Data listing:
########################################

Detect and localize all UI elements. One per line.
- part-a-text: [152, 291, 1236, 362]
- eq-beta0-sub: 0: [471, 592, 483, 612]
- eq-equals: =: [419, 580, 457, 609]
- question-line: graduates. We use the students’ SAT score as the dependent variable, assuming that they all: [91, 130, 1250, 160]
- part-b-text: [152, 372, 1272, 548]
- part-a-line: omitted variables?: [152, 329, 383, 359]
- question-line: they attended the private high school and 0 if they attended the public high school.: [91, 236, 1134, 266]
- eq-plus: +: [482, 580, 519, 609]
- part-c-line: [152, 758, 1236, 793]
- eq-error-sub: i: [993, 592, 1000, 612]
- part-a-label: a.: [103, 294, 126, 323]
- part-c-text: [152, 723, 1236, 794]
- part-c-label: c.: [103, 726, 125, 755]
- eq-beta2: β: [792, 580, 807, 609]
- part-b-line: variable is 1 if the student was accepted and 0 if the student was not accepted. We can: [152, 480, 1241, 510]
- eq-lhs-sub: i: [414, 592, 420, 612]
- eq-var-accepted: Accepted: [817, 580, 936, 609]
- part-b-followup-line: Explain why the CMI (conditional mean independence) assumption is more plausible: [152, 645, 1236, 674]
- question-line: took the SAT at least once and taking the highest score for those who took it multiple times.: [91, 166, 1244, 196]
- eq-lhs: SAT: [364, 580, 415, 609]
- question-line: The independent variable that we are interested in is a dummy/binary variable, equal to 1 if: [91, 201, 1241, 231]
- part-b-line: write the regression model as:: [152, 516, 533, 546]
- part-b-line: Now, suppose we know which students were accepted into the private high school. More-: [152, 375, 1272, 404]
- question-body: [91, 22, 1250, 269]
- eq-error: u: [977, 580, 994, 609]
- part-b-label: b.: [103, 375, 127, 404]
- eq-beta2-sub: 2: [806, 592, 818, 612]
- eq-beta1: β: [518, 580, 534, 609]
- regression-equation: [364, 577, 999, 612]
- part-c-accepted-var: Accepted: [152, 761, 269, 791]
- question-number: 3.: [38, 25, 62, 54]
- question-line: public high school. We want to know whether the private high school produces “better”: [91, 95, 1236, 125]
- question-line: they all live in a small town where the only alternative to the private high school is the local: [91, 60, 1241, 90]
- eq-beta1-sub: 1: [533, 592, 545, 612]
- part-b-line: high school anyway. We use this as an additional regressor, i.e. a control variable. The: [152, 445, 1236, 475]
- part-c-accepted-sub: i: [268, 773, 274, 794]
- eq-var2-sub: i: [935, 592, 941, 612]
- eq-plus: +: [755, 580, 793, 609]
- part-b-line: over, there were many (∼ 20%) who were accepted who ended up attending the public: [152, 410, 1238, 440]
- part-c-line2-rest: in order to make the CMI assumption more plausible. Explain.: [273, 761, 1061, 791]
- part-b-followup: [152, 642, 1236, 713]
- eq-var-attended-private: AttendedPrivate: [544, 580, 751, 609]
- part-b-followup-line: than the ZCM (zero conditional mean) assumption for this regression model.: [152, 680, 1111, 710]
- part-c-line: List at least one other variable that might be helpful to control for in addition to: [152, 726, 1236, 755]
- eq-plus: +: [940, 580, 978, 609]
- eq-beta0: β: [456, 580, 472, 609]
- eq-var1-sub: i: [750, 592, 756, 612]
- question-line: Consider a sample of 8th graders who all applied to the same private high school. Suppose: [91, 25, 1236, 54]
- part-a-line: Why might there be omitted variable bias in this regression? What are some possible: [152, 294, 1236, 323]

########################################

» Instruction
Reproduce word for word every line of the items, from the very first one down through the line containing "- part-c-text: [152, 723, 1236, 794]", with both ends included.

» Exercise result
Detect and localize all UI elements. One per line.
- part-a-text: [152, 291, 1236, 362]
- eq-beta0-sub: 0: [471, 592, 483, 612]
- eq-equals: =: [419, 580, 457, 609]
- question-line: graduates. We use the students’ SAT score as the dependent variable, assuming that they all: [91, 130, 1250, 160]
- part-b-text: [152, 372, 1272, 548]
- part-a-line: omitted variables?: [152, 329, 383, 359]
- question-line: they attended the private high school and 0 if they attended the public high school.: [91, 236, 1134, 266]
- eq-plus: +: [482, 580, 519, 609]
- part-c-line: [152, 758, 1236, 793]
- eq-error-sub: i: [993, 592, 1000, 612]
- part-a-label: a.: [103, 294, 126, 323]
- part-c-text: [152, 723, 1236, 794]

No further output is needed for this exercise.